WHAT IS EXPECTED> In the listing below, locate the lines that hold "Regression" and copy them.

Entries from a visual dataset:

────────────────────

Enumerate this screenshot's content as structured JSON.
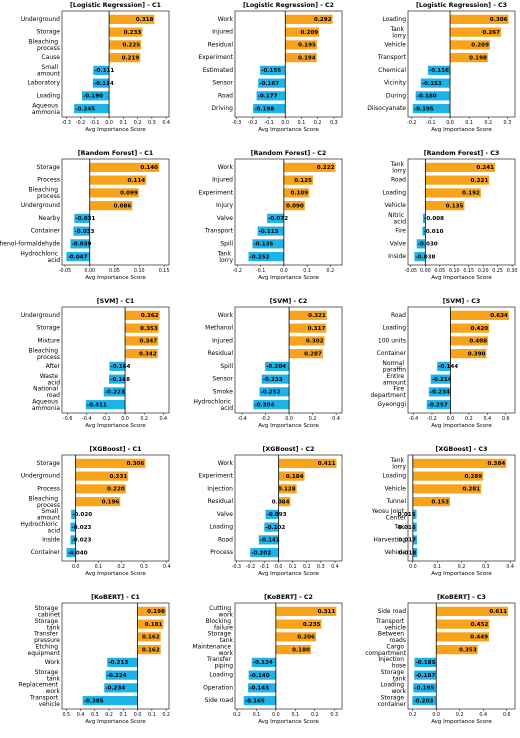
{
  "bar_colors": [
    "#f9a31b",
    "#f9a31b",
    "#f9a31b",
    "#f9a31b",
    "#1bb3ea",
    "#1bb3ea",
    "#1bb3ea",
    "#1bb3ea"
  ],
  "chart_data": [
    {
      "type": "barh",
      "title": "[Logistic Regression] - C1",
      "x_label": "Avg Importance Score",
      "categories": [
        "Underground",
        "Storage",
        "Bleaching process",
        "Cause",
        "Small amount",
        "Laboratory",
        "Loading",
        "Aqueous ammonia"
      ],
      "values": [
        0.318,
        0.233,
        0.225,
        0.219,
        -0.111,
        -0.114,
        -0.19,
        -0.245
      ],
      "value_labels": [
        "0.318",
        "0.233",
        "0.225",
        "0.219",
        "-0.111",
        "-0.114",
        "-0.190",
        "-0.245"
      ],
      "xlim": [
        -0.33,
        0.42
      ],
      "xticks": [
        -0.3,
        -0.2,
        -0.1,
        {
          "value": 0,
          "label": "0.0"
        },
        0.1,
        0.2,
        0.3,
        0.4
      ]
    },
    {
      "type": "barh",
      "title": "[Logistic Regression] - C2",
      "x_label": "Avg Importance Score",
      "categories": [
        "Work",
        "Injured",
        "Residual",
        "Experiment",
        "Estimated",
        "Sensor",
        "Road",
        "Driving"
      ],
      "values": [
        0.292,
        0.209,
        0.195,
        0.194,
        -0.155,
        -0.167,
        -0.177,
        -0.198
      ],
      "value_labels": [
        "0.292",
        "0.209",
        "0.195",
        "0.194",
        "-0.155",
        "-0.167",
        "-0.177",
        "-0.198"
      ],
      "xlim": [
        -0.31,
        0.35
      ],
      "xticks": [
        -0.3,
        -0.2,
        -0.1,
        {
          "value": 0,
          "label": "0.0"
        },
        0.1,
        0.2,
        0.3
      ]
    },
    {
      "type": "barh",
      "title": "[Logistic Regression] - C3",
      "x_label": "Avg Importance Score",
      "categories": [
        "Loading",
        "Tank lorry",
        "Vehicle",
        "Transport",
        "Chemical",
        "Vicinity",
        "During",
        "Diisocyanate"
      ],
      "values": [
        0.306,
        0.267,
        0.209,
        0.198,
        -0.116,
        -0.153,
        -0.18,
        -0.195
      ],
      "value_labels": [
        "0.306",
        "0.267",
        "0.209",
        "0.198",
        "-0.116",
        "-0.153",
        "-0.180",
        "-0.195"
      ],
      "xlim": [
        -0.22,
        0.34
      ],
      "xticks": [
        -0.2,
        -0.1,
        {
          "value": 0,
          "label": "0.0"
        },
        0.1,
        0.2,
        0.3
      ]
    },
    {
      "type": "barh",
      "title": "[Random Forest] - C1",
      "x_label": "Avg Importance Score",
      "categories": [
        "Storage",
        "Process",
        "Bleaching process",
        "Underground",
        "Nearby",
        "Container",
        "Phenol-formaldehyde",
        "Hydrochloric acid"
      ],
      "values": [
        0.14,
        0.114,
        0.099,
        0.086,
        -0.031,
        -0.033,
        -0.039,
        -0.047
      ],
      "value_labels": [
        "0.140",
        "0.114",
        "0.099",
        "0.086",
        "-0.031",
        "-0.033",
        "-0.039",
        "-0.047"
      ],
      "xlim": [
        -0.056,
        0.16
      ],
      "xticks": [
        -0.05,
        {
          "value": 0,
          "label": "0.00"
        },
        0.05,
        {
          "value": 0.1,
          "label": "0.10"
        },
        0.15
      ]
    },
    {
      "type": "barh",
      "title": "[Random Forest] - C2",
      "x_label": "Avg Importance Score",
      "categories": [
        "Work",
        "Injured",
        "Experiment",
        "Injury",
        "Valve",
        "Transport",
        "Spill",
        "Tank lorry"
      ],
      "values": [
        0.222,
        0.125,
        0.109,
        0.09,
        -0.072,
        -0.113,
        -0.135,
        -0.152
      ],
      "value_labels": [
        "0.222",
        "0.125",
        "0.109",
        "0.090",
        "-0.072",
        "-0.113",
        "-0.135",
        "-0.152"
      ],
      "xlim": [
        -0.21,
        0.25
      ],
      "xticks": [
        -0.2,
        -0.1,
        {
          "value": 0,
          "label": "0.0"
        },
        0.1,
        0.2
      ]
    },
    {
      "type": "barh",
      "title": "[Random Forest] - C3",
      "x_label": "Avg Importance Score",
      "categories": [
        "Tank lorry",
        "Road",
        "Loading",
        "Vehicle",
        "Nitric acid",
        "Fire",
        "Valve",
        "Inside"
      ],
      "values": [
        0.241,
        0.221,
        0.192,
        0.135,
        -0.008,
        -0.01,
        -0.03,
        -0.038
      ],
      "value_labels": [
        "0.241",
        "0.221",
        "0.192",
        "0.135",
        "-0.008",
        "-0.010",
        "-0.030",
        "-0.038"
      ],
      "xlim": [
        -0.06,
        0.31
      ],
      "xticks": [
        -0.05,
        {
          "value": 0,
          "label": "0.00"
        },
        0.05,
        {
          "value": 0.1,
          "label": "0.10"
        },
        0.15,
        {
          "value": 0.2,
          "label": "0.20"
        },
        0.25,
        {
          "value": 0.3,
          "label": "0.30"
        }
      ]
    },
    {
      "type": "barh",
      "title": "[SVM] - C1",
      "x_label": "Avg Importance Score",
      "categories": [
        "Underground",
        "Storage",
        "Mixture",
        "Bleaching process",
        "After",
        "Waste acid",
        "National road",
        "Aqueous ammonia"
      ],
      "values": [
        0.362,
        0.353,
        0.347,
        0.342,
        -0.164,
        -0.168,
        -0.223,
        -0.411
      ],
      "value_labels": [
        "0.362",
        "0.353",
        "0.347",
        "0.342",
        "-0.164",
        "-0.168",
        "-0.223",
        "-0.411"
      ],
      "xlim": [
        -0.66,
        0.46
      ],
      "xticks": [
        -0.6,
        -0.4,
        -0.2,
        {
          "value": 0,
          "label": "0.0"
        },
        0.2,
        0.4
      ]
    },
    {
      "type": "barh",
      "title": "[SVM] - C2",
      "x_label": "Avg Importance Score",
      "categories": [
        "Work",
        "Methanol",
        "Injured",
        "Residual",
        "Spill",
        "Sensor",
        "Smoke",
        "Hydrochloric acid"
      ],
      "values": [
        0.321,
        0.317,
        0.302,
        0.287,
        -0.204,
        -0.233,
        -0.252,
        -0.304
      ],
      "value_labels": [
        "0.321",
        "0.317",
        "0.302",
        "0.287",
        "-0.204",
        "-0.233",
        "-0.252",
        "-0.304"
      ],
      "xlim": [
        -0.46,
        0.45
      ],
      "xticks": [
        -0.4,
        -0.2,
        {
          "value": 0,
          "label": "0.0"
        },
        0.2,
        0.4
      ]
    },
    {
      "type": "barh",
      "title": "[SVM] - C3",
      "x_label": "Avg Importance Score",
      "categories": [
        "Road",
        "Loading",
        "100 units",
        "Container",
        "Normal paraffin",
        "Entire amount",
        "Fire department",
        "Gyeonggi"
      ],
      "values": [
        0.634,
        0.42,
        0.408,
        0.39,
        -0.144,
        -0.214,
        -0.234,
        -0.257
      ],
      "value_labels": [
        "0.634",
        "0.420",
        "0.408",
        "0.390",
        "-0.144",
        "-0.214",
        "-0.234",
        "-0.257"
      ],
      "xlim": [
        -0.46,
        0.7
      ],
      "xticks": [
        -0.4,
        -0.2,
        {
          "value": 0,
          "label": "0.0"
        },
        0.2,
        0.4,
        0.6
      ]
    },
    {
      "type": "barh",
      "title": "[XGBoost] - C1",
      "x_label": "Avg Importance Score",
      "categories": [
        "Storage",
        "Underground",
        "Process",
        "Bleaching process",
        "Small amount",
        "Hydrochloric acid",
        "Inside",
        "Container"
      ],
      "values": [
        0.306,
        0.231,
        0.22,
        0.196,
        -0.02,
        -0.023,
        -0.023,
        -0.04
      ],
      "value_labels": [
        "0.306",
        "0.231",
        "0.220",
        "0.196",
        "-0.020",
        "-0.023",
        "-0.023",
        "-0.040"
      ],
      "xlim": [
        -0.06,
        0.41
      ],
      "xticks": [
        {
          "value": 0,
          "label": "0.0"
        },
        0.1,
        0.2,
        0.3,
        0.4
      ]
    },
    {
      "type": "barh",
      "title": "[XGBoost] - C2",
      "x_label": "Avg Importance Score",
      "categories": [
        "Work",
        "Experiment",
        "Injection",
        "Residual",
        "Valve",
        "Loading",
        "Road",
        "Process"
      ],
      "values": [
        0.411,
        0.184,
        0.128,
        0.084,
        -0.093,
        -0.102,
        -0.141,
        -0.202
      ],
      "value_labels": [
        "0.411",
        "0.184",
        "0.128",
        "0.084",
        "-0.093",
        "-0.102",
        "-0.141",
        "-0.202"
      ],
      "xlim": [
        -0.31,
        0.45
      ],
      "xticks": [
        -0.3,
        -0.2,
        -0.1,
        {
          "value": 0,
          "label": "0.0"
        },
        0.1,
        0.2,
        0.3,
        0.4
      ]
    },
    {
      "type": "barh",
      "title": "[XGBoost] - C3",
      "x_label": "Avg Importance Score",
      "categories": [
        "Tank lorry",
        "Loading",
        "Vehicle",
        "Tunnel",
        "Yeosu Joint Center",
        "Taxi",
        "Harvesting",
        "Vehicle"
      ],
      "values": [
        0.384,
        0.289,
        0.281,
        0.153,
        0.015,
        0.016,
        0.017,
        0.018
      ],
      "value_labels": [
        "0.384",
        "0.289",
        "0.281",
        "0.153",
        "0.015",
        "0.016",
        "0.017",
        "0.018"
      ],
      "xlim": [
        -0.02,
        0.42
      ],
      "xticks": [
        {
          "value": 0,
          "label": "0.0"
        },
        0.1,
        0.2,
        0.3,
        0.4
      ]
    },
    {
      "type": "barh",
      "title": "[KoBERT] - C1",
      "x_label": "Avg Importance Score",
      "categories": [
        "Storage cabinet",
        "Storage tank",
        "Transfer pressure",
        "Etching equipment",
        "Work",
        "Storage tank",
        "Replacement work",
        "Transport vehicle"
      ],
      "values": [
        0.198,
        0.181,
        0.162,
        0.162,
        -0.213,
        -0.224,
        -0.234,
        -0.385
      ],
      "value_labels": [
        "0.198",
        "0.181",
        "0.162",
        "0.162",
        "-0.213",
        "-0.224",
        "-0.234",
        "-0.385"
      ],
      "xlim": [
        -0.53,
        0.22
      ],
      "xticks": [
        {
          "value": -0.5,
          "label": "0.5"
        },
        {
          "value": -0.4,
          "label": "0.4"
        },
        {
          "value": -0.3,
          "label": "0.3"
        },
        {
          "value": -0.2,
          "label": "0.2"
        },
        {
          "value": -0.1,
          "label": "0.1"
        },
        {
          "value": 0,
          "label": "0.0"
        },
        0.1,
        0.2
      ]
    },
    {
      "type": "barh",
      "title": "[KoBERT] - C2",
      "x_label": "Avg Importance Score",
      "categories": [
        "Cutting work",
        "Blocking failure",
        "Storage tank",
        "Maintenance work",
        "Transfer piping",
        "Loading",
        "Operation",
        "Side road"
      ],
      "values": [
        0.311,
        0.235,
        0.206,
        0.18,
        -0.124,
        -0.14,
        -0.143,
        -0.165
      ],
      "value_labels": [
        "0.311",
        "0.235",
        "0.206",
        "0.180",
        "-0.124",
        "-0.140",
        "-0.143",
        "-0.165"
      ],
      "xlim": [
        -0.21,
        0.34
      ],
      "xticks": [
        {
          "value": -0.2,
          "label": "0.2"
        },
        {
          "value": -0.1,
          "label": "0.1"
        },
        {
          "value": 0,
          "label": "0.0"
        },
        0.1,
        0.2,
        0.3
      ]
    },
    {
      "type": "barh",
      "title": "[KoBERT] - C3",
      "x_label": "Avg Importance Score",
      "categories": [
        "Side road",
        "Transport vehicle",
        "Between roads",
        "Cargo compartment",
        "Injection hose",
        "Storage tank",
        "Loading work",
        "Storage container"
      ],
      "values": [
        0.611,
        0.452,
        0.449,
        0.353,
        -0.185,
        -0.187,
        -0.195,
        -0.203
      ],
      "value_labels": [
        "0.611",
        "0.452",
        "0.449",
        "0.353",
        "-0.185",
        "-0.187",
        "-0.195",
        "-0.203"
      ],
      "xlim": [
        -0.24,
        0.67
      ],
      "xticks": [
        {
          "value": -0.2,
          "label": "0.2"
        },
        {
          "value": 0,
          "label": "0.0"
        },
        0.2,
        0.4,
        0.6
      ]
    }
  ]
}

────────────────────

SOLUTION TO THIS EXERCISE>
      "title": "[Logistic Regression] - C1",
      "title": "[Logistic Regression] - C2",
      "title": "[Logistic Regression] - C3",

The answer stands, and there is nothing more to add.